Output every line of the data exactly as it appears.

Figure content listings

______

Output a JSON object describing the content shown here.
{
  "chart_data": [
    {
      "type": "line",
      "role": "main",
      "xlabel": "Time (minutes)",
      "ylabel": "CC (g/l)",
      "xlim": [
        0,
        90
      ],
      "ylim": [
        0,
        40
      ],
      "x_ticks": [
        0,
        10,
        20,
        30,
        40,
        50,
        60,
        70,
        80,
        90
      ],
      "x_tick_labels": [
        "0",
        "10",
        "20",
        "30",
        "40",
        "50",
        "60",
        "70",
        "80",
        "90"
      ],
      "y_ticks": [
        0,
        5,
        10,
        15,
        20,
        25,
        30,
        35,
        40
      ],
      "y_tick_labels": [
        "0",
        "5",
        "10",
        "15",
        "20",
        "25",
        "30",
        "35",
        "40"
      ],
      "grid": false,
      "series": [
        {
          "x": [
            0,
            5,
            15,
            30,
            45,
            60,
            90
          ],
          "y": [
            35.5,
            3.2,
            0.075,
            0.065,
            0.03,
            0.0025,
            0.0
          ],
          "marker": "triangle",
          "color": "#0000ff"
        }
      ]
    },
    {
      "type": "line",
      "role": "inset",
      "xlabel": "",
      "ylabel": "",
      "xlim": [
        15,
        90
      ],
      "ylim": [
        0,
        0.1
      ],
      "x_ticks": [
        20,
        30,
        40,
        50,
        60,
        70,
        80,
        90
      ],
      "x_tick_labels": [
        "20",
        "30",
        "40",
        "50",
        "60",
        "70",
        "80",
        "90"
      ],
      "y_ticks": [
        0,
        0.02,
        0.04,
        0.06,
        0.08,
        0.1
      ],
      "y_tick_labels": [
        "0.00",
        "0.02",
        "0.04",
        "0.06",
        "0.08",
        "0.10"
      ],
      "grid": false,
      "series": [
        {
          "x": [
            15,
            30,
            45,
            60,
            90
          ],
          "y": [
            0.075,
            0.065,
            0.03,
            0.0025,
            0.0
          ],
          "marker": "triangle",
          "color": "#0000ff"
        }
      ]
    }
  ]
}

______

Result for this exercise:
Output a JSON object describing the content shown here.
{
  "chart_data": [
    {
      "type": "line",
      "role": "main",
      "xlabel": "Time (minutes)",
      "ylabel": "CC (g/l)",
      "xlim": [
        0,
        90
      ],
      "ylim": [
        0,
        40
      ],
      "x_ticks": [
        0,
        10,
        20,
        30,
        40,
        50,
        60,
        70,
        80,
        90
      ],
      "x_tick_labels": [
        "0",
        "10",
        "20",
        "30",
        "40",
        "50",
        "60",
        "70",
        "80",
        "90"
      ],
      "y_ticks": [
        0,
        5,
        10,
        15,
        20,
        25,
        30,
        35,
        40
      ],
      "y_tick_labels": [
        "0",
        "5",
        "10",
        "15",
        "20",
        "25",
        "30",
        "35",
        "40"
      ],
      "grid": false,
      "series": [
        {
          "x": [
            0,
            5,
            15,
            30,
            45,
            60,
            90
          ],
          "y": [
            35.5,
            3.2,
            0.075,
            0.065,
            0.03,
            0.0025,
            0.0
          ],
          "marker": "triangle",
          "color": "#0000ff"
        }
      ]
    },
    {
      "type": "line",
      "role": "inset",
      "xlabel": "",
      "ylabel": "",
      "xlim": [
        15,
        90
      ],
      "ylim": [
        0,
        0.1
      ],
      "x_ticks": [
        20,
        30,
        40,
        50,
        60,
        70,
        80,
        90
      ],
      "x_tick_labels": [
        "20",
        "30",
        "40",
        "50",
        "60",
        "70",
        "80",
        "90"
      ],
      "y_ticks": [
        0,
        0.02,
        0.04,
        0.06,
        0.08,
        0.1
      ],
      "y_tick_labels": [
        "0.00",
        "0.02",
        "0.04",
        "0.06",
        "0.08",
        "0.10"
      ],
      "grid": false,
      "series": [
        {
          "x": [
            15,
            30,
            45,
            60,
            90
          ],
          "y": [
            0.075,
            0.065,
            0.03,
            0.0025,
            0.0
          ],
          "marker": "triangle",
          "color": "#0000ff"
        }
      ]
    }
  ]
}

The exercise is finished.